__TO DO__. Where a line holds the string "this", return that line.

****

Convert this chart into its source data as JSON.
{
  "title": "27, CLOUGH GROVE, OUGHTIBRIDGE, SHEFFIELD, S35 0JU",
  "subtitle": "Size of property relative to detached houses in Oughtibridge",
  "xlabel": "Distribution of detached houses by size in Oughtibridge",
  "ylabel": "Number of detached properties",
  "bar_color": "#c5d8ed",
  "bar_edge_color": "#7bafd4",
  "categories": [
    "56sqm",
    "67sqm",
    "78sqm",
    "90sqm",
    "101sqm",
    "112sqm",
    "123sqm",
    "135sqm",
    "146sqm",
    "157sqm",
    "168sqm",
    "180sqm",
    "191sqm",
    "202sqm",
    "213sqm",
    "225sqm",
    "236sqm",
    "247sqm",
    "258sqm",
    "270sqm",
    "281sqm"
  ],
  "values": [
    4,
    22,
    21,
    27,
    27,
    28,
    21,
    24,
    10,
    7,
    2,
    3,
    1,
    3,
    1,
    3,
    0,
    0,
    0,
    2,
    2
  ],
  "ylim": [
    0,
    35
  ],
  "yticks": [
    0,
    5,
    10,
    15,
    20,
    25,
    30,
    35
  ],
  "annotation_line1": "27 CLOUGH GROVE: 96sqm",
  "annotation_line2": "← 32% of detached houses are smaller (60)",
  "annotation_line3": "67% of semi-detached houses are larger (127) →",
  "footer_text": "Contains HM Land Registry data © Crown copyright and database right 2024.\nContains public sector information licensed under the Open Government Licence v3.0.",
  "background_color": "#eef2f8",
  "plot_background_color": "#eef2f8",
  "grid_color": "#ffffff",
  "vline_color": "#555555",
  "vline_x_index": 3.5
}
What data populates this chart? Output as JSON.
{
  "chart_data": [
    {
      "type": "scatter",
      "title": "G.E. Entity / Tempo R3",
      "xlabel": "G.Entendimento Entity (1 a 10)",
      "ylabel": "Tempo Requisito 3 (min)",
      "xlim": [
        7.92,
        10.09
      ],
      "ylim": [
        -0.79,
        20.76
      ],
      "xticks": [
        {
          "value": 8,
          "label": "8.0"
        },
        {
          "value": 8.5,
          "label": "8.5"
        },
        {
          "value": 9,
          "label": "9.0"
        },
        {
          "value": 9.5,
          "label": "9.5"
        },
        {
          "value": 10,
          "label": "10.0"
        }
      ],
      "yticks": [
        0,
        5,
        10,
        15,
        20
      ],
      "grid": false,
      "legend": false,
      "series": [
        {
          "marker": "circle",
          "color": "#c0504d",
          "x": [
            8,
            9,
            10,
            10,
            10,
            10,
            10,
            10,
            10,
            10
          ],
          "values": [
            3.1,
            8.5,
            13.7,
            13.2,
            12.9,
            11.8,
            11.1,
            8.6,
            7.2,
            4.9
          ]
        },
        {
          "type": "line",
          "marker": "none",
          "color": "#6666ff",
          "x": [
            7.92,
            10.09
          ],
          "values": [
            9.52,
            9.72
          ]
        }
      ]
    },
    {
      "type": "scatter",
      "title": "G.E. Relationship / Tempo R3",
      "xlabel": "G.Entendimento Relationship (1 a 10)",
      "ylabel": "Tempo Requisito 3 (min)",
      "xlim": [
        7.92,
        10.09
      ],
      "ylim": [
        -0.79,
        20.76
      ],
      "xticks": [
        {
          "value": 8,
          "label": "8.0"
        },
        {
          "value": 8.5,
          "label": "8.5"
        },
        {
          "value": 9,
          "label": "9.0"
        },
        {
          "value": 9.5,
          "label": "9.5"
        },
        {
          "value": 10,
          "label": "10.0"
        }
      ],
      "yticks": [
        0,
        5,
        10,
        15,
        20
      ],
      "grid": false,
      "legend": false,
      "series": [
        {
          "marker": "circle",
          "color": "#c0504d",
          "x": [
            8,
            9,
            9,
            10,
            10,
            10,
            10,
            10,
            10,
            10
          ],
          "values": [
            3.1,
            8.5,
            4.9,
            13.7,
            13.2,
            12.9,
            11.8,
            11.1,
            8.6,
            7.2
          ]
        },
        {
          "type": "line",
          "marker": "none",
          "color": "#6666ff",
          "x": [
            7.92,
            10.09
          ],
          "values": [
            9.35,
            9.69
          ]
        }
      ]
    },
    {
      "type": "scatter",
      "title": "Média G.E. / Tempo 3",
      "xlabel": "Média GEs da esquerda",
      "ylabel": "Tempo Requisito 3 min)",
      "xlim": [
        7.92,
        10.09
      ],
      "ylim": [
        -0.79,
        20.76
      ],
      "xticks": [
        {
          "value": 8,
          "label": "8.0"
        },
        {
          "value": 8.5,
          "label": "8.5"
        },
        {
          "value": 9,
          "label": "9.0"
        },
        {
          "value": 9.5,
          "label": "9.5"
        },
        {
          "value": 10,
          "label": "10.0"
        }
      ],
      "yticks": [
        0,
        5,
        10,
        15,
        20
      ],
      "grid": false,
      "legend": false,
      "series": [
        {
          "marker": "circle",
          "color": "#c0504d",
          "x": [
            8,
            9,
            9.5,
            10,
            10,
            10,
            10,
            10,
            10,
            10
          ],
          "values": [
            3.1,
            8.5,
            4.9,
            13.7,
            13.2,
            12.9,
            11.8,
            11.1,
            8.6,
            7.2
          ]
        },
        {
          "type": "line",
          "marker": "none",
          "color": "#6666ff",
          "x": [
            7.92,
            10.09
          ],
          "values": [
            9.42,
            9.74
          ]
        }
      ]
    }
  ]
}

****

__RESPONSE BELOW__.
Convert this chart into its source data as JSON.
What data populates this chart? Output as JSON.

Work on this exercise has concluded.